● **Required task**
Copy each line holding the string "this".
>>
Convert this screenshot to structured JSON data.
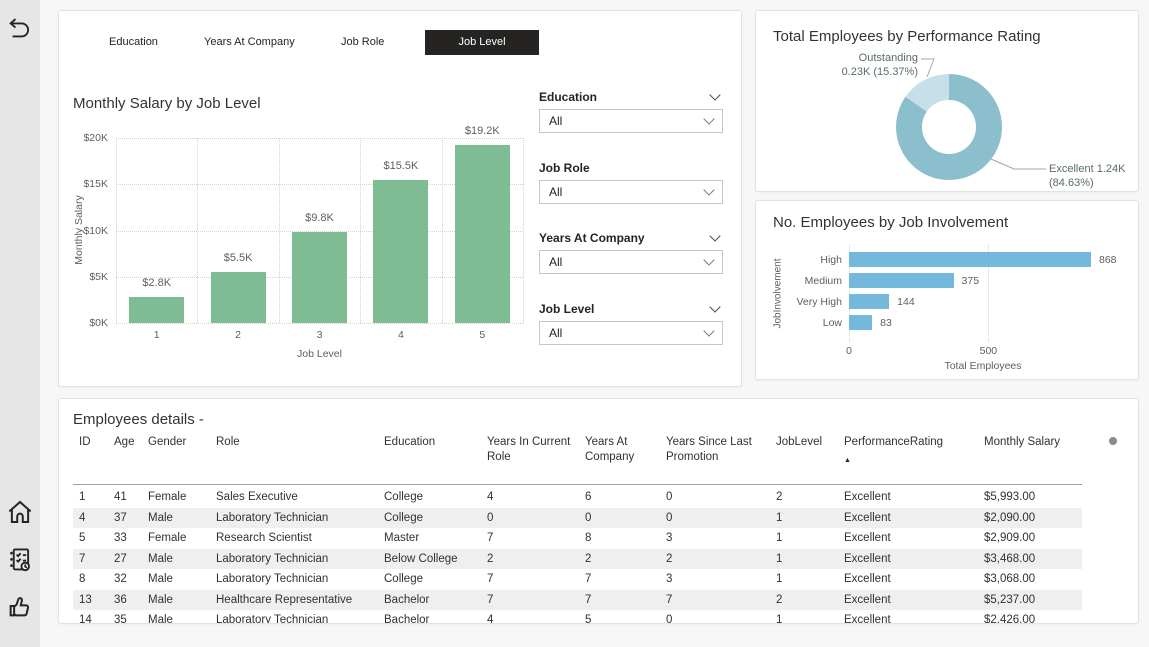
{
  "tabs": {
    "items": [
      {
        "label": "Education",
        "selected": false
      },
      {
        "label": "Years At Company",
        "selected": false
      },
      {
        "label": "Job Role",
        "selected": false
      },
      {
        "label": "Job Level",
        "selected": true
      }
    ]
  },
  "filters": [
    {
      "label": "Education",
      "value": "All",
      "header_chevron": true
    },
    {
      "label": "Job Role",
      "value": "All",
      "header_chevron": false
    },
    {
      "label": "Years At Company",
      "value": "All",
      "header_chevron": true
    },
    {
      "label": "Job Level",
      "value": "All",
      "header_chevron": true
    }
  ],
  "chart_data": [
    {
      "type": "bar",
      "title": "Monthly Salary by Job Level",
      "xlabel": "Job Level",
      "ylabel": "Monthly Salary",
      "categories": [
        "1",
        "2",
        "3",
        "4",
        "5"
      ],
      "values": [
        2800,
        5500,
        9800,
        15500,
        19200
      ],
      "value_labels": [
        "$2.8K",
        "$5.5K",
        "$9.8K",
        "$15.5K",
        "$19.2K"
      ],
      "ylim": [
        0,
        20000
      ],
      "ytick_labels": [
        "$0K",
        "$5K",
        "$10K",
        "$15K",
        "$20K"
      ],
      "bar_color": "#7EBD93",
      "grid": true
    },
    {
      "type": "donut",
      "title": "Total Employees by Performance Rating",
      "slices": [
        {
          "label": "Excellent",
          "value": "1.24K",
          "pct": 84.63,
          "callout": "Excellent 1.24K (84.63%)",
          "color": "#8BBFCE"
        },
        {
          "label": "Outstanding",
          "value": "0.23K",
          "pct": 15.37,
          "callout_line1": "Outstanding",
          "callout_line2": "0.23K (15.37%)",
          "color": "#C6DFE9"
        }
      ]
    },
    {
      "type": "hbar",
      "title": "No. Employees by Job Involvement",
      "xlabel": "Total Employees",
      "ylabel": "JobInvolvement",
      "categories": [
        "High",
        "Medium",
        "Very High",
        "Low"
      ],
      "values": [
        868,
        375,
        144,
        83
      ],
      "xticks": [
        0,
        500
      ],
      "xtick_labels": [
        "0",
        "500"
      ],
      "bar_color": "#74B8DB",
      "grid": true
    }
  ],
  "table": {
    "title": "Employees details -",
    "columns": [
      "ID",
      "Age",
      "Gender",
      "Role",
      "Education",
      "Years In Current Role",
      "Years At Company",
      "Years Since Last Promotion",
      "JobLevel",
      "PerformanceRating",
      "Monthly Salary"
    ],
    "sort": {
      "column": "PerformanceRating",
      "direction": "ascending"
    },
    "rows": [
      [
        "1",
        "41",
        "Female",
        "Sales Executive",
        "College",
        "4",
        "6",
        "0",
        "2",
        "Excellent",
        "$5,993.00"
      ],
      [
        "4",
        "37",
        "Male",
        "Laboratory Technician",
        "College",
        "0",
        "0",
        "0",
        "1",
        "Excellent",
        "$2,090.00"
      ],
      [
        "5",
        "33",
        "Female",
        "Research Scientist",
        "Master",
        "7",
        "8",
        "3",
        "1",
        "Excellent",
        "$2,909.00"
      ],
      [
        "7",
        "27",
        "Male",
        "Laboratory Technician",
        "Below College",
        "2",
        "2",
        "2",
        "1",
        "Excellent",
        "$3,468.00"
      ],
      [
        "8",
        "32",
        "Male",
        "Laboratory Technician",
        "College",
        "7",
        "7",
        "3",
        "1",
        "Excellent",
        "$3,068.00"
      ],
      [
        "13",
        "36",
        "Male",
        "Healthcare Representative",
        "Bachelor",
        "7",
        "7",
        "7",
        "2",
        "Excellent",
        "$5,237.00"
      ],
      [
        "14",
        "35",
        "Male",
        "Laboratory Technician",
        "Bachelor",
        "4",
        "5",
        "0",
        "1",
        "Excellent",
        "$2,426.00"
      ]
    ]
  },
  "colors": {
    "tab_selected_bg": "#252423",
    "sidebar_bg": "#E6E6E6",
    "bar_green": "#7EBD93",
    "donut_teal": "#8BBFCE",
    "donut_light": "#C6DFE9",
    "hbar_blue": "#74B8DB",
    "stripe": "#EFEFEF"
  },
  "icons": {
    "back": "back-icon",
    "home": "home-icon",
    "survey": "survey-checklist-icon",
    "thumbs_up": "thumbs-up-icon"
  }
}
<<
>>
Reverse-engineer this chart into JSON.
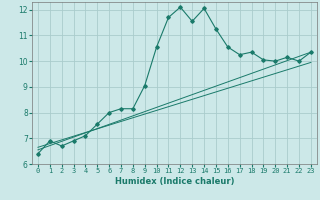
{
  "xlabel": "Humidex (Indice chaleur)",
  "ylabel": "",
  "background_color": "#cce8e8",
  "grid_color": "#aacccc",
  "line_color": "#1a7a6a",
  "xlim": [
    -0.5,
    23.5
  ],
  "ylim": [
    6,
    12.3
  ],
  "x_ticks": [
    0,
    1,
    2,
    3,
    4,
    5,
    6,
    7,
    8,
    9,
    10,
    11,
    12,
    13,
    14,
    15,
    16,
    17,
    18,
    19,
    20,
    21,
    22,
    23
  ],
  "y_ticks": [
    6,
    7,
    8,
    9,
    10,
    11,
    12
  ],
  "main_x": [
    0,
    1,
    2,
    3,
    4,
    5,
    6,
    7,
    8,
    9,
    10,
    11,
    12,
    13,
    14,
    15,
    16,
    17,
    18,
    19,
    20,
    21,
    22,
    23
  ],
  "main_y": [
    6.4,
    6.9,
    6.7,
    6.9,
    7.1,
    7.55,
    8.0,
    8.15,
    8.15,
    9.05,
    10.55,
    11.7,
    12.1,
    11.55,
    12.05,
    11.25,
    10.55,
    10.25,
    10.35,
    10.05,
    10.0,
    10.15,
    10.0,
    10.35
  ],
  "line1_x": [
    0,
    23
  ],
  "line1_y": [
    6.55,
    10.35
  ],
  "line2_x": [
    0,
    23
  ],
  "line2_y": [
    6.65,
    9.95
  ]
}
<<
● **Answer below**
Convert this screenshot to structured JSON data.
Reverse-engineer this chart into JSON.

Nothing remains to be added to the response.